→ Written instruction:
Filter the records for lines holding the string "gouging".
===== Supplied material =====
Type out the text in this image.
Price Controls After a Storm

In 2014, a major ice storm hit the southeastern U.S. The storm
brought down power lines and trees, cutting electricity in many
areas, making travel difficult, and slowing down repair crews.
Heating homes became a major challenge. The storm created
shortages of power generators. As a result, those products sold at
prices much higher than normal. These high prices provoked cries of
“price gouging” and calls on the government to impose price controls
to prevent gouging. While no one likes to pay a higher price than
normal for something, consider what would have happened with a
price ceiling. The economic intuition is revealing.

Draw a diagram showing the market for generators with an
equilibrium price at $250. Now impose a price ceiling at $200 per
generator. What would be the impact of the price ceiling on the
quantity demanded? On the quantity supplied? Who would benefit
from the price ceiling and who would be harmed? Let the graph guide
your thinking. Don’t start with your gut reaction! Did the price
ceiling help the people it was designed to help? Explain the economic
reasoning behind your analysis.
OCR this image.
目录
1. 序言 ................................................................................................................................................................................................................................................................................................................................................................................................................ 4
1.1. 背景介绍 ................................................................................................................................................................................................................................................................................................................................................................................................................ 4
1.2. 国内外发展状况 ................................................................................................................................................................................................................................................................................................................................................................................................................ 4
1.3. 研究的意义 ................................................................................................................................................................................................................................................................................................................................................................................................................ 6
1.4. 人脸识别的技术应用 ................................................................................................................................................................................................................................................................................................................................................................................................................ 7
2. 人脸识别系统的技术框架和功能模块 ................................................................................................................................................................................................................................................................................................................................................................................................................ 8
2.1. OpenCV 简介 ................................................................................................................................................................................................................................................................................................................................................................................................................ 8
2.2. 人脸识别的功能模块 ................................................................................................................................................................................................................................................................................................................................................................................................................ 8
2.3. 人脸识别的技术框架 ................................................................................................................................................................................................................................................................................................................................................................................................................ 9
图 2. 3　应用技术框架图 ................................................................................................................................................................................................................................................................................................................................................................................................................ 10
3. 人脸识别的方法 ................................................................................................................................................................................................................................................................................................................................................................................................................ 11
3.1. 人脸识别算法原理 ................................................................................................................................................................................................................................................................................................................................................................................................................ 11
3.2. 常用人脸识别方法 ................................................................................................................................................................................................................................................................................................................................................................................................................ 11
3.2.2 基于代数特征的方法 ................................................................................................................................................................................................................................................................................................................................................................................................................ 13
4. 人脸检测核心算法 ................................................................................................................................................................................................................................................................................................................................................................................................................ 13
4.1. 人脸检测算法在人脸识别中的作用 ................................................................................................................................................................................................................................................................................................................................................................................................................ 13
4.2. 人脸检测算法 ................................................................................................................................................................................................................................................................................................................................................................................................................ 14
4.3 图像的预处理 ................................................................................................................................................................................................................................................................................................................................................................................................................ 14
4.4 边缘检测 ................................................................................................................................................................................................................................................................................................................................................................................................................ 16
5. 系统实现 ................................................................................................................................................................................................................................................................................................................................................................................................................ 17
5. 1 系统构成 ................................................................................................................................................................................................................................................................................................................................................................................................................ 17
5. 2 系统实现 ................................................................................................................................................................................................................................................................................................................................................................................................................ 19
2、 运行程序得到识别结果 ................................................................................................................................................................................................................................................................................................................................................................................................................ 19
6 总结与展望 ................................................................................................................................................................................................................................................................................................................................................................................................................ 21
=====
→ Solution to this exercise:
“price gouging” and calls on the government to impose price controls
to prevent gouging. While no one likes to pay a higher price than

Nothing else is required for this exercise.